Your objective :: Copy out, unchanged, every line from the first one through the line containing "427, 562, 439]".

Materials provided ::
━━━━━━━━
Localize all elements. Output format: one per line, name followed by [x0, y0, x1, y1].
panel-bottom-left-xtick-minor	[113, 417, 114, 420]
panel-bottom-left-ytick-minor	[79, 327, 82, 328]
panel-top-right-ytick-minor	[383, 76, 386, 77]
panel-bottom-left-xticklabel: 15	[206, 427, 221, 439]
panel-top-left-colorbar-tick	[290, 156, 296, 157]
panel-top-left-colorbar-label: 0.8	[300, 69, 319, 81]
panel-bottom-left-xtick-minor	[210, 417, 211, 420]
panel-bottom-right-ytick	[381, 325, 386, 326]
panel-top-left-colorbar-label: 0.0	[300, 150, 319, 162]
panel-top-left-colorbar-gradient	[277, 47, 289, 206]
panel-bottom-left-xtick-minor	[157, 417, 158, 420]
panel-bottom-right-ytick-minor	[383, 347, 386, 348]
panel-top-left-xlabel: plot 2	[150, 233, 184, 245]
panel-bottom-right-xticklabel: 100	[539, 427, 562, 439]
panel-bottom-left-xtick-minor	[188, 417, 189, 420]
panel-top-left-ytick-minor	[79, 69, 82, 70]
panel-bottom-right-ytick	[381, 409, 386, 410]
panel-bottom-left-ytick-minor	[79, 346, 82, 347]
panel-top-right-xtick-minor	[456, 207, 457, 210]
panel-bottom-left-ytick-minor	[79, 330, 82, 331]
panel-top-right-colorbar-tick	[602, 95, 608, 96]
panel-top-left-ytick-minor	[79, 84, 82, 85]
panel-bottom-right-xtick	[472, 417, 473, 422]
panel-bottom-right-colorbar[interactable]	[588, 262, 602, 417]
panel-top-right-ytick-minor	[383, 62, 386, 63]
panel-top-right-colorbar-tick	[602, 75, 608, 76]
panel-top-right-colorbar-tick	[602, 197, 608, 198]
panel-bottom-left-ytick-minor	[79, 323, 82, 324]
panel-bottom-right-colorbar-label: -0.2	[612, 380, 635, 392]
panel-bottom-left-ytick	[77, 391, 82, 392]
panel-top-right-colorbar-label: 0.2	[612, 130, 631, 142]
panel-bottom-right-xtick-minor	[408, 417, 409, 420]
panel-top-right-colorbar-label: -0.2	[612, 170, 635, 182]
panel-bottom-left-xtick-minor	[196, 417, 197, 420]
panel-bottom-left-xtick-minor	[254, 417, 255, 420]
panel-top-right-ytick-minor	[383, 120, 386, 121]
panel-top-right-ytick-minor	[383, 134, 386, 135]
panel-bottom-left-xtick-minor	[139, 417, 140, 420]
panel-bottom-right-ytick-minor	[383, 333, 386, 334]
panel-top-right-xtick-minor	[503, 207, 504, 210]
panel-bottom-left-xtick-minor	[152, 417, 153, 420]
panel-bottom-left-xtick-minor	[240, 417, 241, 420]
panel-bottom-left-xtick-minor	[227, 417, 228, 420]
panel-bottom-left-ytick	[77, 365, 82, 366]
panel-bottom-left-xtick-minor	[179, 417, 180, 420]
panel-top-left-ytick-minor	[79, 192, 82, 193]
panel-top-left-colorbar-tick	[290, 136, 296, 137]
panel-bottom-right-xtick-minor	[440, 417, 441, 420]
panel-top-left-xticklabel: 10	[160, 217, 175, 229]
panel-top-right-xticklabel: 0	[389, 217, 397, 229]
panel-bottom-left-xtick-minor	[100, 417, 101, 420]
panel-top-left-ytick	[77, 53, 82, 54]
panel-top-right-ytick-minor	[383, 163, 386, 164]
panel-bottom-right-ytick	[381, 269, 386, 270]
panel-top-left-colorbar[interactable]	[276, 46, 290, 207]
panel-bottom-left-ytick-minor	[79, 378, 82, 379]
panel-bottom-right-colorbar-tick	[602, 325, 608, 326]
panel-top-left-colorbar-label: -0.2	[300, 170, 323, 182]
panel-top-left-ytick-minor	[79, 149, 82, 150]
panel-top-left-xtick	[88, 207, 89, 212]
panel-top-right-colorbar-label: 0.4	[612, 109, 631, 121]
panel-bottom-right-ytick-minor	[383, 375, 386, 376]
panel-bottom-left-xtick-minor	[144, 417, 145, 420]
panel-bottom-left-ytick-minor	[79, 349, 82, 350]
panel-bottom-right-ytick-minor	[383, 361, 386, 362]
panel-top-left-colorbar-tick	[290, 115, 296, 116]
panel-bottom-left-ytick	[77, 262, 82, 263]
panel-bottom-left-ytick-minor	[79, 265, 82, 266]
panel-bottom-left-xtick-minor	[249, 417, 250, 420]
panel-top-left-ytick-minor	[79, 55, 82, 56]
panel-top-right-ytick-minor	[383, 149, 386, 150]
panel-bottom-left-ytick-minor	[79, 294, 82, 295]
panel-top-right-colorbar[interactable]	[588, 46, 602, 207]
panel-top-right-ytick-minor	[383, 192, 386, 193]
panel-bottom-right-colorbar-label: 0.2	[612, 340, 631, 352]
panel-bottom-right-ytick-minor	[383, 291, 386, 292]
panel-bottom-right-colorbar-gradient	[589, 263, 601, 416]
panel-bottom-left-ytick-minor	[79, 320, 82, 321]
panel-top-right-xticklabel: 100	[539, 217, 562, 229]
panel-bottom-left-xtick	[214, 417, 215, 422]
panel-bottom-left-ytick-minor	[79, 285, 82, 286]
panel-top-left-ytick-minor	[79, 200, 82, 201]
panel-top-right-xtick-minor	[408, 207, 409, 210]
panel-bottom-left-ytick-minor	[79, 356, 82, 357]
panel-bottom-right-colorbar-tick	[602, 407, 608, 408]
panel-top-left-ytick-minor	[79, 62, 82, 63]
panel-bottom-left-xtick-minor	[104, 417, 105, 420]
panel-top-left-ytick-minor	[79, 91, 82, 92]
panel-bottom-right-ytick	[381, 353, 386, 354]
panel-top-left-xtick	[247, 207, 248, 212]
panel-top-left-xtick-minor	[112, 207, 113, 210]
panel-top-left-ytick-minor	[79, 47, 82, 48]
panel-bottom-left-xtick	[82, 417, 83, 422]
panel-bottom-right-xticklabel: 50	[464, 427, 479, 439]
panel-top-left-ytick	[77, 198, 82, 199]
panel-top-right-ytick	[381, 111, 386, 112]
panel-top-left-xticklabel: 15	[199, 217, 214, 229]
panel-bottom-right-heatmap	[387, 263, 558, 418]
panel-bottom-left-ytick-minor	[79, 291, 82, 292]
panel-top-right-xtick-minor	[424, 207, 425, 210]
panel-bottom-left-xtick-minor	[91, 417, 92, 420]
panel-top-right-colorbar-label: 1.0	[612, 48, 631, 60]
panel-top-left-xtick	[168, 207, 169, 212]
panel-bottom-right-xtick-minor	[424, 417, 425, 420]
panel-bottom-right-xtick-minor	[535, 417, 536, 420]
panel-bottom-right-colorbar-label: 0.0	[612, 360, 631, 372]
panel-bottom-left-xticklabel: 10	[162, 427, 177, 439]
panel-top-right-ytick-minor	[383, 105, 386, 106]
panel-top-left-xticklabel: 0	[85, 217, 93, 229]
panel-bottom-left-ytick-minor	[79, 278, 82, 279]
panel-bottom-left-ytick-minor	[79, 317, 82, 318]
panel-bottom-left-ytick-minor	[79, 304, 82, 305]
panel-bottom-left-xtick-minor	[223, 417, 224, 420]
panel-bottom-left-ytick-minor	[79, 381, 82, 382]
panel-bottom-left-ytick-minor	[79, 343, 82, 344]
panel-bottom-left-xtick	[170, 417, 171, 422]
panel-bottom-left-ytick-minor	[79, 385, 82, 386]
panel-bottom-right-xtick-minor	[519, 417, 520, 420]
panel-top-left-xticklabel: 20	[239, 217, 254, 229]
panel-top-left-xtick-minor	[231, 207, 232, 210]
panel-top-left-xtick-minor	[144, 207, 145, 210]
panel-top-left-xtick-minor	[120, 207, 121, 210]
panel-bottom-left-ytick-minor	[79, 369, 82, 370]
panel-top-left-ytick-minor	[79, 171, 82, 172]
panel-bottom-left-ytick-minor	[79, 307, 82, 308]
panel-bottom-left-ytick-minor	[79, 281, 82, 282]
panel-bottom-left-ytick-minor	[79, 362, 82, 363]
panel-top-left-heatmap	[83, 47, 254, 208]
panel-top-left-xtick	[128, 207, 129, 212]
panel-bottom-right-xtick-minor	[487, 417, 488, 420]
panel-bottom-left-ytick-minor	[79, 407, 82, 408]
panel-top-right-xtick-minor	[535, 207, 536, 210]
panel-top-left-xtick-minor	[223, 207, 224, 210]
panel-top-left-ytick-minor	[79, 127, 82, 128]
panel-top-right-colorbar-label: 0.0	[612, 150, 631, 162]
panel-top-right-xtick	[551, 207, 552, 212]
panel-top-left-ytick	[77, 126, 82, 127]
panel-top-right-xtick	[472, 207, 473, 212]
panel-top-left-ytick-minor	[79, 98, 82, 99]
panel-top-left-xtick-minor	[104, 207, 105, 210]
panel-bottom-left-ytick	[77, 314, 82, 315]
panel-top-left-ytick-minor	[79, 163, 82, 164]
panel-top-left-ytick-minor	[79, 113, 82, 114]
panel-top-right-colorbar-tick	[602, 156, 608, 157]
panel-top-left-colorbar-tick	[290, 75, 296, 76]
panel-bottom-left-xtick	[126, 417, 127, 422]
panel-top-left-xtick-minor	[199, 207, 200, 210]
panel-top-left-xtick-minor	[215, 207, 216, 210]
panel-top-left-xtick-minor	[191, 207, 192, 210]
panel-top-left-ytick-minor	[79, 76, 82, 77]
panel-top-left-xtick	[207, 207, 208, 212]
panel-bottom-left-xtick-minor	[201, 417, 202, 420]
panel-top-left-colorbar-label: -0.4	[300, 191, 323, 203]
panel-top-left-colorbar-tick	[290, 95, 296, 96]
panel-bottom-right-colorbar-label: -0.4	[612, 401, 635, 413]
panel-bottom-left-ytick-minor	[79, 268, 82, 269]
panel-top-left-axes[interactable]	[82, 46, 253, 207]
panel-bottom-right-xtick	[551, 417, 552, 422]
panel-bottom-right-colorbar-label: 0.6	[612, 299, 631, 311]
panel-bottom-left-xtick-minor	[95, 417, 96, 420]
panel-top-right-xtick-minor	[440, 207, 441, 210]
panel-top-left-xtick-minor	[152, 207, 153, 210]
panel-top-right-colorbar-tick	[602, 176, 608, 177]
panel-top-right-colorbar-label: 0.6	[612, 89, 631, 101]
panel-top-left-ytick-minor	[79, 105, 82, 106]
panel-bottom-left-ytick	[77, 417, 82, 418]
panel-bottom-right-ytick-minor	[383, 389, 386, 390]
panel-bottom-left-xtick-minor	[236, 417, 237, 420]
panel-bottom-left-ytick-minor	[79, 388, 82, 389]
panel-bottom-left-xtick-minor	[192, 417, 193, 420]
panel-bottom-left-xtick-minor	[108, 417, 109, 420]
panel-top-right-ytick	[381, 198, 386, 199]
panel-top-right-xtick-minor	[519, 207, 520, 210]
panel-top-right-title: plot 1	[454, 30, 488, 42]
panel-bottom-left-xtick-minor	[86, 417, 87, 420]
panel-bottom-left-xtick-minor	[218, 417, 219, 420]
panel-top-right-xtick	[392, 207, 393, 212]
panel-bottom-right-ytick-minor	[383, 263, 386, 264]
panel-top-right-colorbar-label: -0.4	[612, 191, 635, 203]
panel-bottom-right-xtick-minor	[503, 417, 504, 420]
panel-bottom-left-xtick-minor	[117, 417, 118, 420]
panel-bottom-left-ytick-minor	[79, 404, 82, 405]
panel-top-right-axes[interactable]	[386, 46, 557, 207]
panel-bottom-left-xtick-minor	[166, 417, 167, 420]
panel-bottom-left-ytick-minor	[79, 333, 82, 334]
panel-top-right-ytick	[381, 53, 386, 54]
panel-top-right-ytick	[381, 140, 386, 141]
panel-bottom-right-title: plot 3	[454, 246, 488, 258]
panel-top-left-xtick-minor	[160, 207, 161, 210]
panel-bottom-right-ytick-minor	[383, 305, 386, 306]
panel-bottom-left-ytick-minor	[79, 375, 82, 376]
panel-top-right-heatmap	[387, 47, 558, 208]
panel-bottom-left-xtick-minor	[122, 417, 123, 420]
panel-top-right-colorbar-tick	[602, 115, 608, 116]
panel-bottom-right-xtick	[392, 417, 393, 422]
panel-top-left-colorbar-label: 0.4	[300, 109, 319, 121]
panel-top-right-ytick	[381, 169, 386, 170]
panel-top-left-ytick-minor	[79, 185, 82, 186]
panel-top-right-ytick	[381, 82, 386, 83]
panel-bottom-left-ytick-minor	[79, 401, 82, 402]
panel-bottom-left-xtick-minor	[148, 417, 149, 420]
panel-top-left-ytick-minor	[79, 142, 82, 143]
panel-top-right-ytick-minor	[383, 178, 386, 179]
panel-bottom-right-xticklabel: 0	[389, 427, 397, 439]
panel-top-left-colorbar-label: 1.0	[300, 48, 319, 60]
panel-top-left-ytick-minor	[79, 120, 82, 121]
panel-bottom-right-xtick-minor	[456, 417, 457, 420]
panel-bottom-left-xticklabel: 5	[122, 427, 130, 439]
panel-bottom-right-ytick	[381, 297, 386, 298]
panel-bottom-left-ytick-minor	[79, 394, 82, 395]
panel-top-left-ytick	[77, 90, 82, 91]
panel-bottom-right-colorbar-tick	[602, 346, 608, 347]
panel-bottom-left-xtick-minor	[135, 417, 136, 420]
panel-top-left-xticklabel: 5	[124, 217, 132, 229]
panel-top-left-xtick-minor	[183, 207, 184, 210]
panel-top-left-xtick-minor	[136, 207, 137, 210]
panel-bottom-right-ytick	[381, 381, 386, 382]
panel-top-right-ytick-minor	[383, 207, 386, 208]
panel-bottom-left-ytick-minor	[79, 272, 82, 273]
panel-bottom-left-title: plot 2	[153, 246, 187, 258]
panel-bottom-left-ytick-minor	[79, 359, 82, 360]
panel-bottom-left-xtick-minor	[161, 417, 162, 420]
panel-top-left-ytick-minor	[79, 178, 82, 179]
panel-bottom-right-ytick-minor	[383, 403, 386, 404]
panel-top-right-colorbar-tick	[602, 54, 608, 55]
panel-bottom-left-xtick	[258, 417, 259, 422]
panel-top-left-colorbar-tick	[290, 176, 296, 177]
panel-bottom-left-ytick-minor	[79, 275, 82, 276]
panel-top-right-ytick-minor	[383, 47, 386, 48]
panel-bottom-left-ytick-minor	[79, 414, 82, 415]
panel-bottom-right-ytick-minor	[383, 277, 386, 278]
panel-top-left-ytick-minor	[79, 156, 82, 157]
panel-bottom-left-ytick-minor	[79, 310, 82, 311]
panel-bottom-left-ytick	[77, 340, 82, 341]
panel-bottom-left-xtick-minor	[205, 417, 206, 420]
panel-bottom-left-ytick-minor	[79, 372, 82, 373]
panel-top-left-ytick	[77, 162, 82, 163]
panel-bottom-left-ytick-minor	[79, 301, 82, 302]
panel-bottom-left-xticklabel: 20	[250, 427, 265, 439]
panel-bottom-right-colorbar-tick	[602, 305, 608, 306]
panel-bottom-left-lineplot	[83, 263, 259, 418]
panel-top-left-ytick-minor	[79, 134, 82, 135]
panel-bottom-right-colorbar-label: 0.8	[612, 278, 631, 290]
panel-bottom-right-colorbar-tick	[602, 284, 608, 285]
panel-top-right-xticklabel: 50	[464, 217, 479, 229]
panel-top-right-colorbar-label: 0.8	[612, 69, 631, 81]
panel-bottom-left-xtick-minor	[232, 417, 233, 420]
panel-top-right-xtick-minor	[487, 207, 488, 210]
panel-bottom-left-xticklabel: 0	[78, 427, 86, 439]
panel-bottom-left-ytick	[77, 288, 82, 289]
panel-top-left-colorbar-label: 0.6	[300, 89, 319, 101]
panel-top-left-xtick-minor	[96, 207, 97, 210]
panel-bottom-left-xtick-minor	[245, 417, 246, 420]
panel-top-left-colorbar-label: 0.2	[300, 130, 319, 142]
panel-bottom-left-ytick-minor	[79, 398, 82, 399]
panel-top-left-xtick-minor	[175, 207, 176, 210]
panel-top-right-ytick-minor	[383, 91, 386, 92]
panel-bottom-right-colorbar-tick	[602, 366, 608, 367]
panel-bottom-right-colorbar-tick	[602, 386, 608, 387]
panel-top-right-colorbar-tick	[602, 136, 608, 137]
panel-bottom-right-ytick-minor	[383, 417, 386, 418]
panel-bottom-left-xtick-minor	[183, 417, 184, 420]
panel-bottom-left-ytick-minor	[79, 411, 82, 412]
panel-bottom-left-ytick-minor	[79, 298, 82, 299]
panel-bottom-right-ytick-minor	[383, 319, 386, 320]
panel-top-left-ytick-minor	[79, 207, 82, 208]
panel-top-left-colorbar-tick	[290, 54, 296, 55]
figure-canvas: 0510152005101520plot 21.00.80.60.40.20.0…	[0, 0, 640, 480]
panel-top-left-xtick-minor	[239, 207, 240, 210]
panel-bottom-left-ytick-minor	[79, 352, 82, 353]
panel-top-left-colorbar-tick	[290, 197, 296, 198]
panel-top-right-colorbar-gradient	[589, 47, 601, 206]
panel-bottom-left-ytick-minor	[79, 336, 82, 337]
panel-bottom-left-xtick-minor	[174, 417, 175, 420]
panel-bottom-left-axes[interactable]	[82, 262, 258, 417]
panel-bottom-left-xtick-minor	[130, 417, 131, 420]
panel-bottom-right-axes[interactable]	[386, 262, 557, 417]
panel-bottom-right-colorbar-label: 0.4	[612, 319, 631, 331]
━━━━━━━━
Solution to the exercise ::
Localize all elements. Output format: one per line, name followed by [x0, y0, x1, y1].
panel-bottom-left-xtick-minor	[113, 417, 114, 420]
panel-bottom-left-ytick-minor	[79, 327, 82, 328]
panel-top-right-ytick-minor	[383, 76, 386, 77]
panel-bottom-left-xticklabel: 15	[206, 427, 221, 439]
panel-top-left-colorbar-tick	[290, 156, 296, 157]
panel-top-left-colorbar-label: 0.8	[300, 69, 319, 81]
panel-bottom-left-xtick-minor	[210, 417, 211, 420]
panel-bottom-right-ytick	[381, 325, 386, 326]
panel-top-left-colorbar-label: 0.0	[300, 150, 319, 162]
panel-top-left-colorbar-gradient	[277, 47, 289, 206]
panel-bottom-left-xtick-minor	[157, 417, 158, 420]
panel-bottom-right-ytick-minor	[383, 347, 386, 348]
panel-top-left-xlabel: plot 2	[150, 233, 184, 245]
panel-bottom-right-xticklabel: 100	[539, 427, 562, 439]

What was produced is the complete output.